▶ _MATERIAL SHOWN_
--- begin ---

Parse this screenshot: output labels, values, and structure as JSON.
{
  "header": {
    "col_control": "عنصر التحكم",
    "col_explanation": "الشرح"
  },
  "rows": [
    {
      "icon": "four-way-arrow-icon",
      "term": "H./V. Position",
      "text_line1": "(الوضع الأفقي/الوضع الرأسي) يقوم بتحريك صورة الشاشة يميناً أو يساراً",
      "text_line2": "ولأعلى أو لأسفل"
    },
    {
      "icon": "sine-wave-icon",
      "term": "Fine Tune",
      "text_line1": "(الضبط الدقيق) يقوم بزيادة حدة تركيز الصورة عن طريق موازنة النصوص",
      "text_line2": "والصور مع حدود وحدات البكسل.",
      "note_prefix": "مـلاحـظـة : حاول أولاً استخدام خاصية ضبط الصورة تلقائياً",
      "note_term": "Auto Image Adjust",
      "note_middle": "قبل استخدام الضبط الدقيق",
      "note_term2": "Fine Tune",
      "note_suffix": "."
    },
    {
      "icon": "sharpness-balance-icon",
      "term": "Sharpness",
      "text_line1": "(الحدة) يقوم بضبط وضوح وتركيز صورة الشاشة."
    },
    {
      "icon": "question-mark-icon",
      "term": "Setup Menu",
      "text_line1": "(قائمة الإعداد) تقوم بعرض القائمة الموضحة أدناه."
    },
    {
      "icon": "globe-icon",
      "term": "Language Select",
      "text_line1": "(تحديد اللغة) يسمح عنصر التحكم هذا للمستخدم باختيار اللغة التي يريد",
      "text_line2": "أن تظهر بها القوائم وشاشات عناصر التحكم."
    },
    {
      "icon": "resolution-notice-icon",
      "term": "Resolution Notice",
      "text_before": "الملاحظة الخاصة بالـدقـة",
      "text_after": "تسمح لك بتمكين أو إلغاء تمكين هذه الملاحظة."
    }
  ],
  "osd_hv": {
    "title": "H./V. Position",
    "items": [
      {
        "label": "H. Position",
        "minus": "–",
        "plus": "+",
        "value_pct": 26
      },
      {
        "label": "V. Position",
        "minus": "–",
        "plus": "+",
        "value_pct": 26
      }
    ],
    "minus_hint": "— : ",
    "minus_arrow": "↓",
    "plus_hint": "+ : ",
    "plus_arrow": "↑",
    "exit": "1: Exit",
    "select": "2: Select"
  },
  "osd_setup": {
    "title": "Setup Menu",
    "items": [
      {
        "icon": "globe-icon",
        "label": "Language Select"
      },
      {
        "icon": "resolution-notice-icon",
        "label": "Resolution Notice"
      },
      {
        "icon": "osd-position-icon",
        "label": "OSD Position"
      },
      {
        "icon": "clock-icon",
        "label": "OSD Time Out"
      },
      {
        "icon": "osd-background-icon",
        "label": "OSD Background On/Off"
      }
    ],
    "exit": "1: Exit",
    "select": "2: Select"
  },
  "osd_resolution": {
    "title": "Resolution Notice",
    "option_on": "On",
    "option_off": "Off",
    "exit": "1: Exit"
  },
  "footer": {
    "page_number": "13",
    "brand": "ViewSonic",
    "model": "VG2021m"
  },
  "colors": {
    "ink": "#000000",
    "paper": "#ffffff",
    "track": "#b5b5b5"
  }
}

--- end ---

▶ _WHAT IS BEING ASKED_
What is needed here is an exact reproduction of all the entries.

▶ _COMPLETED EXERCISE_
Parse this screenshot: output labels, values, and structure as JSON.
{
  "header": {
    "col_control": "عنصر التحكم",
    "col_explanation": "الشرح"
  },
  "rows": [
    {
      "icon": "four-way-arrow-icon",
      "term": "H./V. Position",
      "text_line1": "(الوضع الأفقي/الوضع الرأسي) يقوم بتحريك صورة الشاشة يميناً أو يساراً",
      "text_line2": "ولأعلى أو لأسفل"
    },
    {
      "icon": "sine-wave-icon",
      "term": "Fine Tune",
      "text_line1": "(الضبط الدقيق) يقوم بزيادة حدة تركيز الصورة عن طريق موازنة النصوص",
      "text_line2": "والصور مع حدود وحدات البكسل.",
      "note_prefix": "مـلاحـظـة : حاول أولاً استخدام خاصية ضبط الصورة تلقائياً",
      "note_term": "Auto Image Adjust",
      "note_middle": "قبل استخدام الضبط الدقيق",
      "note_term2": "Fine Tune",
      "note_suffix": "."
    },
    {
      "icon": "sharpness-balance-icon",
      "term": "Sharpness",
      "text_line1": "(الحدة) يقوم بضبط وضوح وتركيز صورة الشاشة."
    },
    {
      "icon": "question-mark-icon",
      "term": "Setup Menu",
      "text_line1": "(قائمة الإعداد) تقوم بعرض القائمة الموضحة أدناه."
    },
    {
      "icon": "globe-icon",
      "term": "Language Select",
      "text_line1": "(تحديد اللغة) يسمح عنصر التحكم هذا للمستخدم باختيار اللغة التي يريد",
      "text_line2": "أن تظهر بها القوائم وشاشات عناصر التحكم."
    },
    {
      "icon": "resolution-notice-icon",
      "term": "Resolution Notice",
      "text_before": "الملاحظة الخاصة بالـدقـة",
      "text_after": "تسمح لك بتمكين أو إلغاء تمكين هذه الملاحظة."
    }
  ],
  "osd_hv": {
    "title": "H./V. Position",
    "items": [
      {
        "label": "H. Position",
        "minus": "–",
        "plus": "+",
        "value_pct": 26
      },
      {
        "label": "V. Position",
        "minus": "–",
        "plus": "+",
        "value_pct": 26
      }
    ],
    "minus_hint": "— : ",
    "minus_arrow": "↓",
    "plus_hint": "+ : ",
    "plus_arrow": "↑",
    "exit": "1: Exit",
    "select": "2: Select"
  },
  "osd_setup": {
    "title": "Setup Menu",
    "items": [
      {
        "icon": "globe-icon",
        "label": "Language Select"
      },
      {
        "icon": "resolution-notice-icon",
        "label": "Resolution Notice"
      },
      {
        "icon": "osd-position-icon",
        "label": "OSD Position"
      },
      {
        "icon": "clock-icon",
        "label": "OSD Time Out"
      },
      {
        "icon": "osd-background-icon",
        "label": "OSD Background On/Off"
      }
    ],
    "exit": "1: Exit",
    "select": "2: Select"
  },
  "osd_resolution": {
    "title": "Resolution Notice",
    "option_on": "On",
    "option_off": "Off",
    "exit": "1: Exit"
  },
  "footer": {
    "page_number": "13",
    "brand": "ViewSonic",
    "model": "VG2021m"
  },
  "colors": {
    "ink": "#000000",
    "paper": "#ffffff",
    "track": "#b5b5b5"
  }
}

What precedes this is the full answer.